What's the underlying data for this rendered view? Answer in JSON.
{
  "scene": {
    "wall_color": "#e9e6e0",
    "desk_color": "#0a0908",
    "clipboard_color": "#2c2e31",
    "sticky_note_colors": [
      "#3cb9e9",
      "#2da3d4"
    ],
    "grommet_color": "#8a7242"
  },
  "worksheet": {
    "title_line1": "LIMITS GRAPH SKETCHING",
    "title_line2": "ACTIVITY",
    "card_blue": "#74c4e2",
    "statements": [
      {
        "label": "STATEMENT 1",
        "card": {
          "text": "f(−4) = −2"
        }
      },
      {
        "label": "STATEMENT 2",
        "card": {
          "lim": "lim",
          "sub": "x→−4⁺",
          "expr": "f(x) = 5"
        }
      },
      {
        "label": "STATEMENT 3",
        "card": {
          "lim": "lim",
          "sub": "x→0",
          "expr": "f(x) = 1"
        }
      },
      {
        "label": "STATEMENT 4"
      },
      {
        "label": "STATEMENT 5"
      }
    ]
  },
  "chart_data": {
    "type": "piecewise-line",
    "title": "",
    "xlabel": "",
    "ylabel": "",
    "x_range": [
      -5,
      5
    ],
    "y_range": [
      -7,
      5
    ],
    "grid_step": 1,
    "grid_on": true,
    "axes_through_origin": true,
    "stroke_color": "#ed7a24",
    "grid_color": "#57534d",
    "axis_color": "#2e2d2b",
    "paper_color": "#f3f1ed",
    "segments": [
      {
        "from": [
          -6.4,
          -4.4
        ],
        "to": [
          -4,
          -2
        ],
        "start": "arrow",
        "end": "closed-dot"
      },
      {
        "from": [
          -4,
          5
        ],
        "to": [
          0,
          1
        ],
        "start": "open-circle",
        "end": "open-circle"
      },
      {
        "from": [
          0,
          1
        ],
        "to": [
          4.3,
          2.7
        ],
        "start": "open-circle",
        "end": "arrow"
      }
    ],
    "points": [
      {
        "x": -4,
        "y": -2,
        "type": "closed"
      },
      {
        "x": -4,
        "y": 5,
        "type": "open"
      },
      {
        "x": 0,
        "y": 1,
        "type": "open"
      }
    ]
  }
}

**YOUR GOAL**
Each line with the string "type" in it needs to be found and copied.

**WRITTEN REPLY**
    "type": "piecewise-line",
        "type": "closed"
        "type": "open"
        "type": "open"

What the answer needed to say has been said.